◆ **Information supplied**
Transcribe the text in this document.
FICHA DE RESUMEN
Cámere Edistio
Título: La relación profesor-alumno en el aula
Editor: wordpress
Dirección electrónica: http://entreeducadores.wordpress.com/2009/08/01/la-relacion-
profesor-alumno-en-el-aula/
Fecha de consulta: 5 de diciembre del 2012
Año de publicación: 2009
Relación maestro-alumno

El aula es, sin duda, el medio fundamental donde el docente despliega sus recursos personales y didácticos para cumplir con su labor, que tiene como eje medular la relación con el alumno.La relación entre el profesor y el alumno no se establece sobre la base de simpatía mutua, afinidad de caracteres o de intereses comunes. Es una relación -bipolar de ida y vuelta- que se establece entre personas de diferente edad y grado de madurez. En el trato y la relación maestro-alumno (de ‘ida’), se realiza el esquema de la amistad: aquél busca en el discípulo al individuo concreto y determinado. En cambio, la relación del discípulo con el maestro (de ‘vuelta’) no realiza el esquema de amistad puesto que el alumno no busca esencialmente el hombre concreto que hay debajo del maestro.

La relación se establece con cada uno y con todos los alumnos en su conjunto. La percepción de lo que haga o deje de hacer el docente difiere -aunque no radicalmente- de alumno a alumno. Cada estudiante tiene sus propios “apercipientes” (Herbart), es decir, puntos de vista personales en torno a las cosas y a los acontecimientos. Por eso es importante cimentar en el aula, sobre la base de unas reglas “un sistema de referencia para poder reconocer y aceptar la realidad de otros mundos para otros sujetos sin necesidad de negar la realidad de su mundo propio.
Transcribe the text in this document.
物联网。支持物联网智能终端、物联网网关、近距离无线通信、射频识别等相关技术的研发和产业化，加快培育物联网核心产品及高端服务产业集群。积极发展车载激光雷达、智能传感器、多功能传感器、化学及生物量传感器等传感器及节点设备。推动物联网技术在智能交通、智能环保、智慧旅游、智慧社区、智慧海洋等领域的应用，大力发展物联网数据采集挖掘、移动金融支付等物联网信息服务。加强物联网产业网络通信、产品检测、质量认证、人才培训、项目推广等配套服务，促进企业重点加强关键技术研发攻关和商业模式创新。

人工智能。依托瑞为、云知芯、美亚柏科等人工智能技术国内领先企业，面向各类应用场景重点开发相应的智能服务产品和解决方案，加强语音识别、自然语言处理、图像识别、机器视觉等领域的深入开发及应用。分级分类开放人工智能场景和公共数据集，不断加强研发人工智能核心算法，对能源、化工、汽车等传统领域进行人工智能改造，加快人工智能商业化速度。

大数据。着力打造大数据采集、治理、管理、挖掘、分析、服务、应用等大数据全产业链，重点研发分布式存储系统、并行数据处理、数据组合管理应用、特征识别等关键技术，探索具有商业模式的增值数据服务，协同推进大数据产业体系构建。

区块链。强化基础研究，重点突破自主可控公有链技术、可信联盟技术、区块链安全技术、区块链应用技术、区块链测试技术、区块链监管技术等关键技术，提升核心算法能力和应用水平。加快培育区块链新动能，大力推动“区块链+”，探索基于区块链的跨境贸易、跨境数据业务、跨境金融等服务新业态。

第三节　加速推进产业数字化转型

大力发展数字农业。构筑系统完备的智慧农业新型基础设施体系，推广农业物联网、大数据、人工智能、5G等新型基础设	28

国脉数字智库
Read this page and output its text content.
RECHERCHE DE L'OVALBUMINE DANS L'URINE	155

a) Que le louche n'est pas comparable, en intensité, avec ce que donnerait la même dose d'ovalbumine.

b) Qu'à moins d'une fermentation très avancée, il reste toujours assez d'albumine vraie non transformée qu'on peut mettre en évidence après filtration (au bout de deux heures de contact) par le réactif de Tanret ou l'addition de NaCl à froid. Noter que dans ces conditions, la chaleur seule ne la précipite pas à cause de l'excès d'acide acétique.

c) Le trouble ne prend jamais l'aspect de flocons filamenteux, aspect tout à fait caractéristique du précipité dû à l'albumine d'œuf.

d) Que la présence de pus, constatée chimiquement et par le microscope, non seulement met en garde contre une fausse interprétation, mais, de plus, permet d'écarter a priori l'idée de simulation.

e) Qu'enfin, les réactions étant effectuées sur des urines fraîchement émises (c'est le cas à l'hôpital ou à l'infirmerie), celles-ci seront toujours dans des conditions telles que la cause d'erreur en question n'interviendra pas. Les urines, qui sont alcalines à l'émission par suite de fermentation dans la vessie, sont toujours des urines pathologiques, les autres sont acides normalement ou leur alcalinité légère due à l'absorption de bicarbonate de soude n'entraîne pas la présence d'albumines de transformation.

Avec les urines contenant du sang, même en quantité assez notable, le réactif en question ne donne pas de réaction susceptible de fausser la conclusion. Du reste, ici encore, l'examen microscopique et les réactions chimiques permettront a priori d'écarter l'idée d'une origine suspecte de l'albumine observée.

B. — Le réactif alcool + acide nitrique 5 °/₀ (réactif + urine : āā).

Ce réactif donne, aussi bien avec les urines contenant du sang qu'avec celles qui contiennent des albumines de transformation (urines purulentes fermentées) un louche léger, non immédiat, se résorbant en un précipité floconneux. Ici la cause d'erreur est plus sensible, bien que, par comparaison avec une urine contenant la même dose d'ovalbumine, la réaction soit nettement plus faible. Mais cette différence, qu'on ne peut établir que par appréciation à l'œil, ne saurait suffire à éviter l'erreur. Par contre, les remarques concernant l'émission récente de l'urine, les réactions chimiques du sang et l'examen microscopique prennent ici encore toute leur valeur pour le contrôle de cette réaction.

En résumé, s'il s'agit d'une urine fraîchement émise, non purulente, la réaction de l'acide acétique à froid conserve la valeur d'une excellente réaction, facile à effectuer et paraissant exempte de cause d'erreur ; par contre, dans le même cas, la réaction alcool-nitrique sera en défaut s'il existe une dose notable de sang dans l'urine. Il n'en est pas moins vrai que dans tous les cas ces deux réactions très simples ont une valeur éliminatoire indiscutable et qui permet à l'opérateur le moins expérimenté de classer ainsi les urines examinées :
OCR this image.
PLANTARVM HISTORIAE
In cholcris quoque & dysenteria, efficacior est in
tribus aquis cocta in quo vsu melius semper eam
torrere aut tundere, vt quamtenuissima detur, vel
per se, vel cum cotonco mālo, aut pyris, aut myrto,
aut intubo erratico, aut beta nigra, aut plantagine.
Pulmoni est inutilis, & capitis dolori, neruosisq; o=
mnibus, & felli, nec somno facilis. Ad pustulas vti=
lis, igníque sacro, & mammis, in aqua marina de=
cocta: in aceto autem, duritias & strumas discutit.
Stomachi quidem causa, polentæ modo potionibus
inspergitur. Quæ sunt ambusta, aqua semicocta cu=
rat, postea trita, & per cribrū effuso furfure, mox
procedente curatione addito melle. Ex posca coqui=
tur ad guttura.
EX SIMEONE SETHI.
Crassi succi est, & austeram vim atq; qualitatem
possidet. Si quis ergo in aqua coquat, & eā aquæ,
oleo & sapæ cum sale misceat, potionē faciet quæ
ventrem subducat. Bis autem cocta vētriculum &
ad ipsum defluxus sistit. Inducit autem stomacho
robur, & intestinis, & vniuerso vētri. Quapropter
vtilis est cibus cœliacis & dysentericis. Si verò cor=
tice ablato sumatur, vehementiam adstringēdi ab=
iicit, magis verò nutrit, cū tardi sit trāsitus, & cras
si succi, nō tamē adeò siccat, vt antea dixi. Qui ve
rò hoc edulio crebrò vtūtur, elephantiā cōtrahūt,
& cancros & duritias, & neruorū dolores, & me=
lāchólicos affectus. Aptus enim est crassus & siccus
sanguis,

◆ **Required work**
Look through the data and show every line containing "autem".

◆ **Written solution**
cocta: in aceto autem, duritias & strumas discutit.
ventrem subducat. Bis autem cocta vētriculum &
ad ipsum defluxus sistit. Inducit autem stomacho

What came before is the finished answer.